• **Requirements**
Will you transcribe all the entries word for word, skipping the pictures they hold?

• **Record excerpts**
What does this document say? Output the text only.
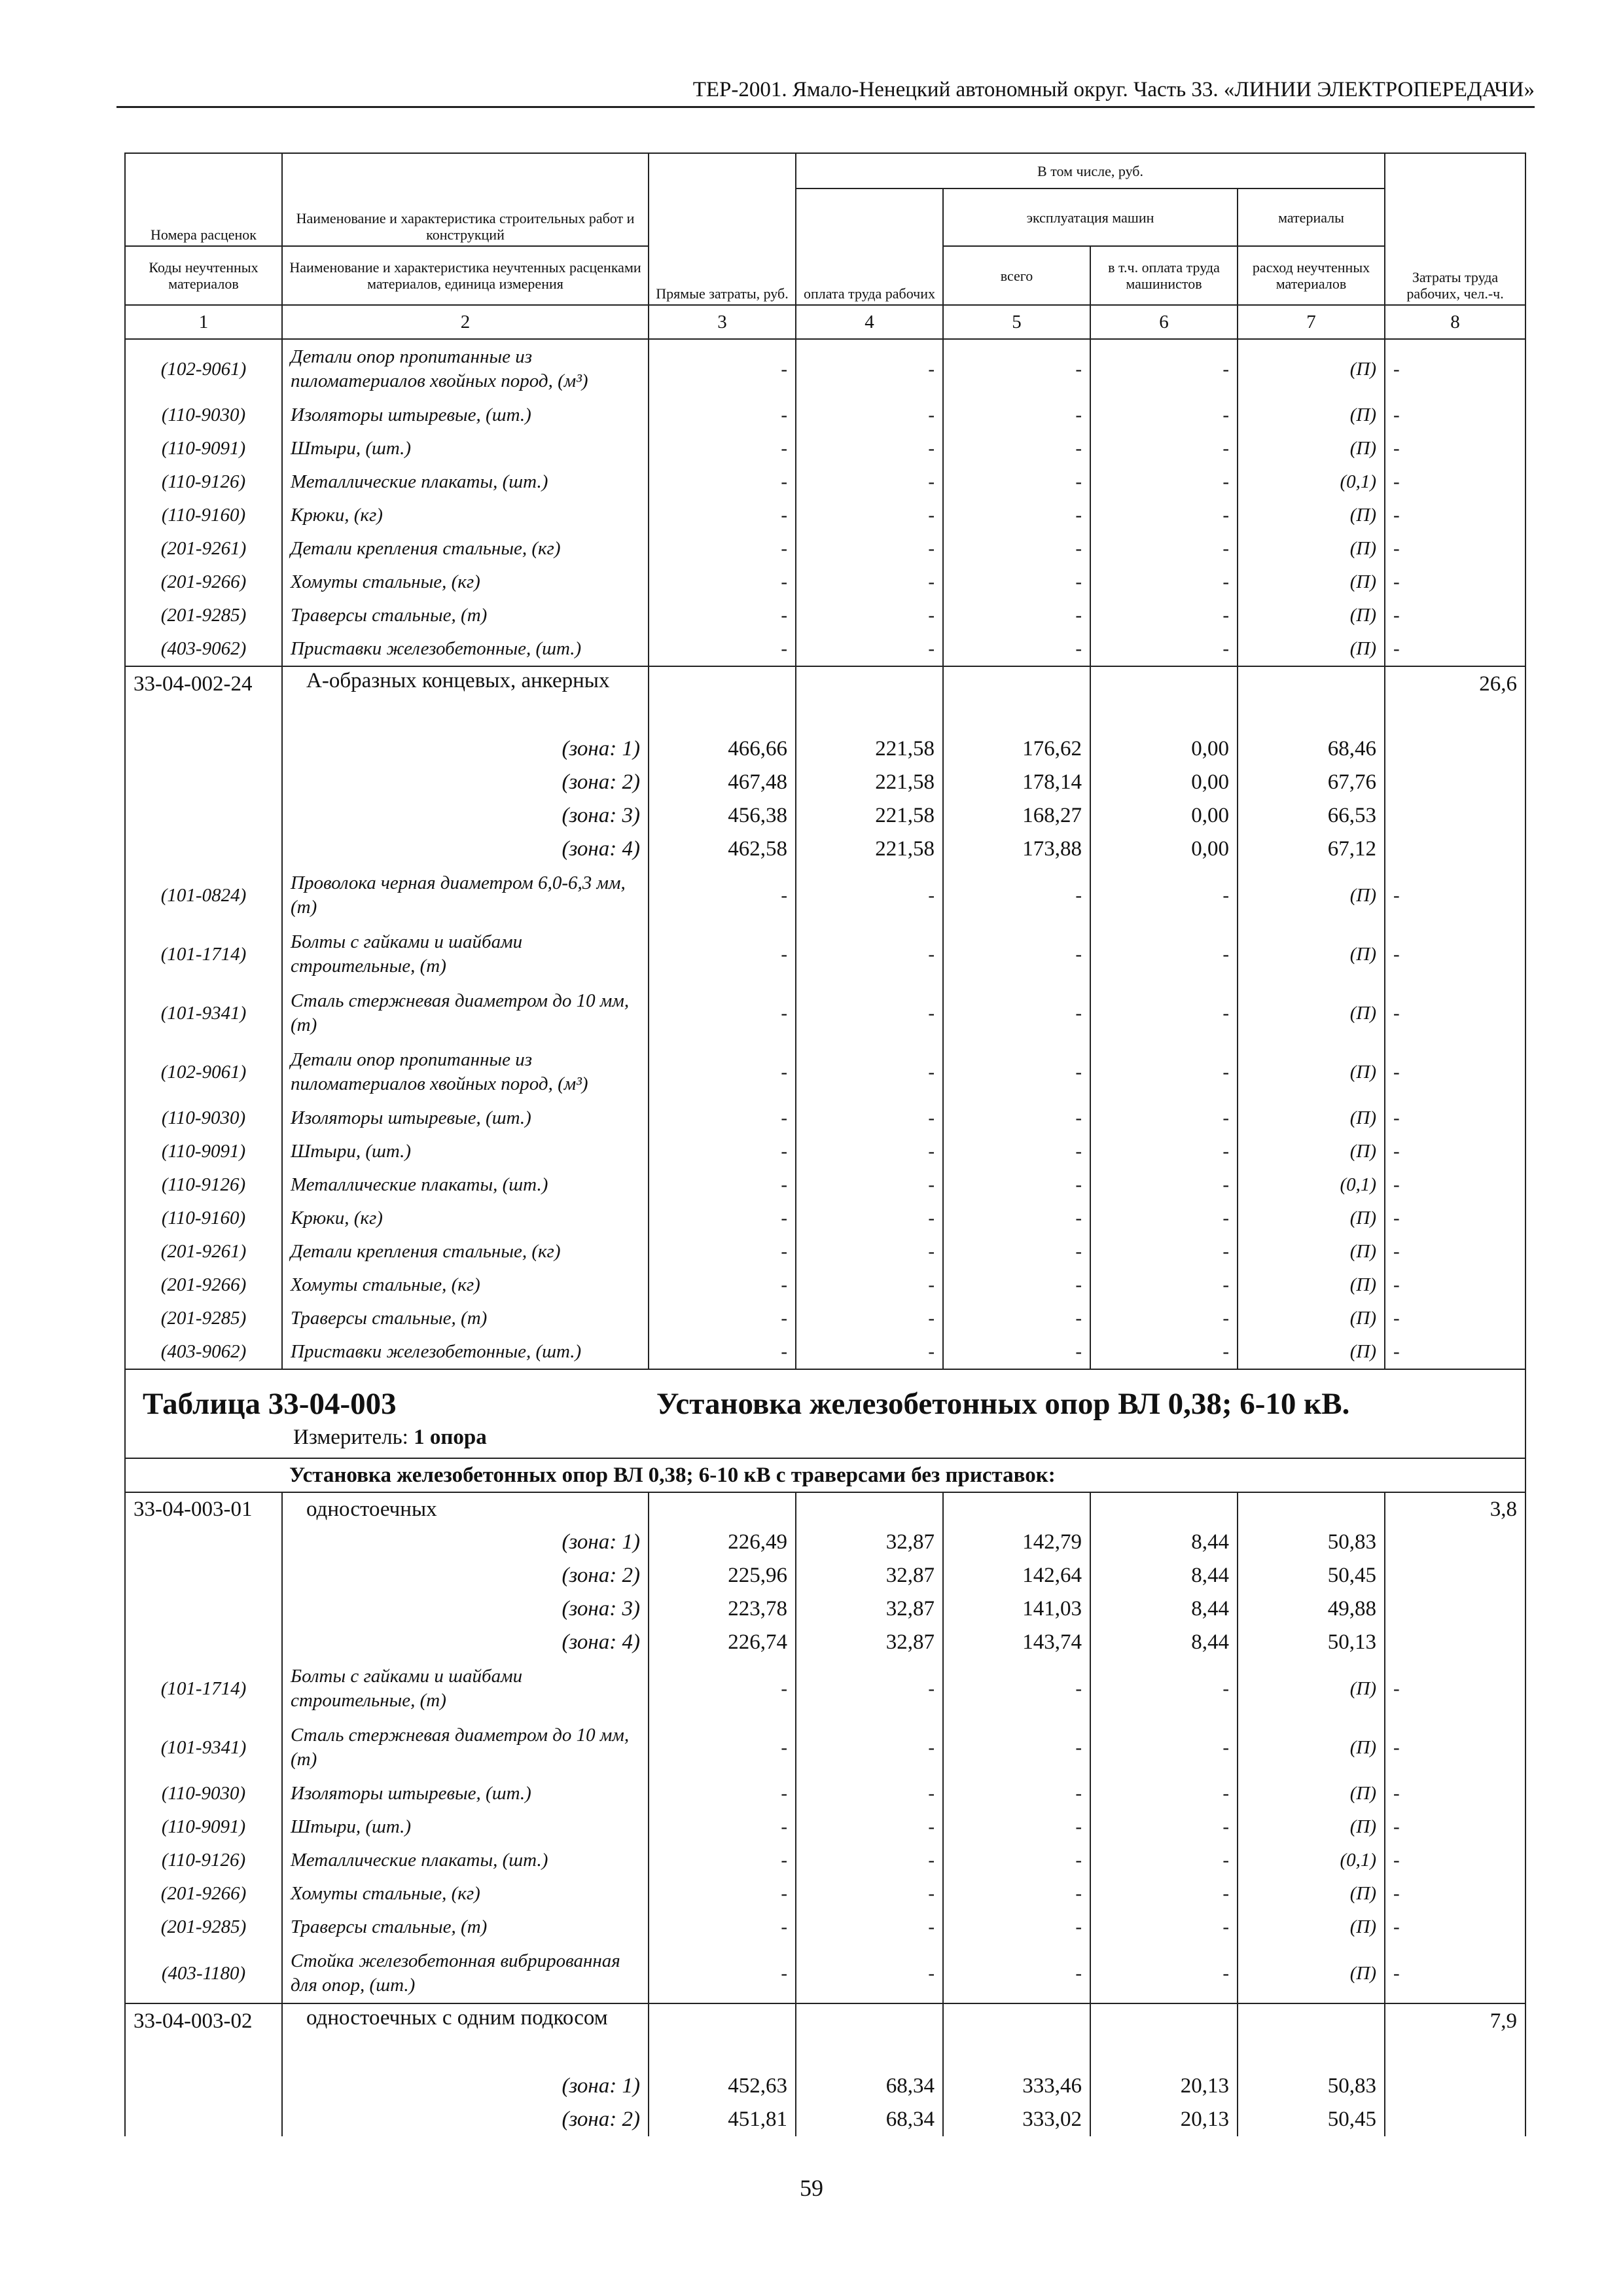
ТЕР-2001. Ямало-Ненецкий автономный округ. Часть 33. «ЛИНИИ ЭЛЕКТРОПЕРЕДАЧИ»
Номера расценок	Наименование и характеристика строительных работ и конструкций	Прямые затраты, руб.	В том числе, руб.				Затраты труда рабочих, чел.-ч.
			оплата труда рабочих	эксплуатация машин		материалы	
Коды неучтенных материалов	Наименование и характеристика неучтенных расценками материалов, единица измерения			всего	в т.ч. оплата труда машинистов	расход неучтенных материалов	
1	2	3	4	5	6	7	8
(102-9061)	Детали опор пропитанные из пиломатериалов хвойных пород, (м³)	-	-	-	-	(П)	-
(110-9030)	Изоляторы штыревые, (шт.)	-	-	-	-	(П)	-
(110-9091)	Штыри, (шт.)	-	-	-	-	(П)	-
(110-9126)	Металлические плакаты, (шт.)	-	-	-	-	(0,1)	-
(110-9160)	Крюки, (кг)	-	-	-	-	(П)	-
(201-9261)	Детали крепления стальные, (кг)	-	-	-	-	(П)	-
(201-9266)	Хомуты стальные, (кг)	-	-	-	-	(П)	-
(201-9285)	Траверсы стальные, (т)	-	-	-	-	(П)	-
(403-9062)	Приставки железобетонные, (шт.)	-	-	-	-	(П)	-
33-04-002-24	А-образных концевых, анкерных						26,6
	(зона: 1)	466,66	221,58	176,62	0,00	68,46	
	(зона: 2)	467,48	221,58	178,14	0,00	67,76	
	(зона: 3)	456,38	221,58	168,27	0,00	66,53	
	(зона: 4)	462,58	221,58	173,88	0,00	67,12	
(101-0824)	Проволока черная диаметром 6,0-6,3 мм, (т)	-	-	-	-	(П)	-
(101-1714)	Болты с гайками и шайбами строительные, (т)	-	-	-	-	(П)	-
(101-9341)	Сталь стержневая диаметром до 10 мм, (т)	-	-	-	-	(П)	-
(102-9061)	Детали опор пропитанные из пиломатериалов хвойных пород, (м³)	-	-	-	-	(П)	-
(110-9030)	Изоляторы штыревые, (шт.)	-	-	-	-	(П)	-
(110-9091)	Штыри, (шт.)	-	-	-	-	(П)	-
(110-9126)	Металлические плакаты, (шт.)	-	-	-	-	(0,1)	-
(110-9160)	Крюки, (кг)	-	-	-	-	(П)	-
(201-9261)	Детали крепления стальные, (кг)	-	-	-	-	(П)	-
(201-9266)	Хомуты стальные, (кг)	-	-	-	-	(П)	-
(201-9285)	Траверсы стальные, (т)	-	-	-	-	(П)	-
(403-9062)	Приставки железобетонные, (шт.)	-	-	-	-	(П)	-

Таблица 33-04-003 Установка железобетонных опор ВЛ 0,38; 6-10 кВ.
Измеритель: 1 опора							

Установка железобетонных опор ВЛ 0,38; 6-10 кВ с траверсами без приставок:							
33-04-003-01	одностоечных						3,8
	(зона: 1)	226,49	32,87	142,79	8,44	50,83	
	(зона: 2)	225,96	32,87	142,64	8,44	50,45	
	(зона: 3)	223,78	32,87	141,03	8,44	49,88	
	(зона: 4)	226,74	32,87	143,74	8,44	50,13	
(101-1714)	Болты с гайками и шайбами строительные, (т)	-	-	-	-	(П)	-
(101-9341)	Сталь стержневая диаметром до 10 мм, (т)	-	-	-	-	(П)	-
(110-9030)	Изоляторы штыревые, (шт.)	-	-	-	-	(П)	-
(110-9091)	Штыри, (шт.)	-	-	-	-	(П)	-
(110-9126)	Металлические плакаты, (шт.)	-	-	-	-	(0,1)	-
(201-9266)	Хомуты стальные, (кг)	-	-	-	-	(П)	-
(201-9285)	Траверсы стальные, (т)	-	-	-	-	(П)	-
(403-1180)	Стойка железобетонная вибрированная для опор, (шт.)	-	-	-	-	(П)	-
33-04-003-02	одностоечных с одним подкосом						7,9
	(зона: 1)	452,63	68,34	333,46	20,13	50,83	
	(зона: 2)	451,81	68,34	333,02	20,13	50,45	
59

• **The result**
What does this document say? Output the text only.
ТЕР-2001. Ямало-Ненецкий автономный округ. Часть 33. «ЛИНИИ ЭЛЕКТРОПЕРЕДАЧИ»
Номера расценок	Наименование и характеристика строительных работ и конструкций	Прямые затраты, руб.	В том числе, руб.				Затраты труда рабочих, чел.-ч.
			оплата труда рабочих	эксплуатация машин		материалы	
Коды неучтенных материалов	Наименование и характеристика неучтенных расценками материалов, единица измерения			всего	в т.ч. оплата труда машинистов	расход неучтенных материалов	
1	2	3	4	5	6	7	8
(102-9061)	Детали опор пропитанные из пиломатериалов хвойных пород, (м³)	-	-	-	-	(П)	-
(110-9030)	Изоляторы штыревые, (шт.)	-	-	-	-	(П)	-
(110-9091)	Штыри, (шт.)	-	-	-	-	(П)	-
(110-9126)	Металлические плакаты, (шт.)	-	-	-	-	(0,1)	-
(110-9160)	Крюки, (кг)	-	-	-	-	(П)	-
(201-9261)	Детали крепления стальные, (кг)	-	-	-	-	(П)	-
(201-9266)	Хомуты стальные, (кг)	-	-	-	-	(П)	-
(201-9285)	Траверсы стальные, (т)	-	-	-	-	(П)	-
(403-9062)	Приставки железобетонные, (шт.)	-	-	-	-	(П)	-
33-04-002-24	А-образных концевых, анкерных						26,6
	(зона: 1)	466,66	221,58	176,62	0,00	68,46	
	(зона: 2)	467,48	221,58	178,14	0,00	67,76	
	(зона: 3)	456,38	221,58	168,27	0,00	66,53	
	(зона: 4)	462,58	221,58	173,88	0,00	67,12	
(101-0824)	Проволока черная диаметром 6,0-6,3 мм, (т)	-	-	-	-	(П)	-
(101-1714)	Болты с гайками и шайбами строительные, (т)	-	-	-	-	(П)	-
(101-9341)	Сталь стержневая диаметром до 10 мм, (т)	-	-	-	-	(П)	-
(102-9061)	Детали опор пропитанные из пиломатериалов хвойных пород, (м³)	-	-	-	-	(П)	-
(110-9030)	Изоляторы штыревые, (шт.)	-	-	-	-	(П)	-
(110-9091)	Штыри, (шт.)	-	-	-	-	(П)	-
(110-9126)	Металлические плакаты, (шт.)	-	-	-	-	(0,1)	-
(110-9160)	Крюки, (кг)	-	-	-	-	(П)	-
(201-9261)	Детали крепления стальные, (кг)	-	-	-	-	(П)	-
(201-9266)	Хомуты стальные, (кг)	-	-	-	-	(П)	-
(201-9285)	Траверсы стальные, (т)	-	-	-	-	(П)	-
(403-9062)	Приставки железобетонные, (шт.)	-	-	-	-	(П)	-

Таблица 33-04-003 Установка железобетонных опор ВЛ 0,38; 6-10 кВ.
Измеритель: 1 опора							

Установка железобетонных опор ВЛ 0,38; 6-10 кВ с траверсами без приставок:							
33-04-003-01	одностоечных						3,8
	(зона: 1)	226,49	32,87	142,79	8,44	50,83	
	(зона: 2)	225,96	32,87	142,64	8,44	50,45	
	(зона: 3)	223,78	32,87	141,03	8,44	49,88	
	(зона: 4)	226,74	32,87	143,74	8,44	50,13	
(101-1714)	Болты с гайками и шайбами строительные, (т)	-	-	-	-	(П)	-
(101-9341)	Сталь стержневая диаметром до 10 мм, (т)	-	-	-	-	(П)	-
(110-9030)	Изоляторы штыревые, (шт.)	-	-	-	-	(П)	-
(110-9091)	Штыри, (шт.)	-	-	-	-	(П)	-
(110-9126)	Металлические плакаты, (шт.)	-	-	-	-	(0,1)	-
(201-9266)	Хомуты стальные, (кг)	-	-	-	-	(П)	-
(201-9285)	Траверсы стальные, (т)	-	-	-	-	(П)	-
(403-1180)	Стойка железобетонная вибрированная для опор, (шт.)	-	-	-	-	(П)	-
33-04-003-02	одностоечных с одним подкосом						7,9
	(зона: 1)	452,63	68,34	333,46	20,13	50,83	
	(зона: 2)	451,81	68,34	333,02	20,13	50,45	
59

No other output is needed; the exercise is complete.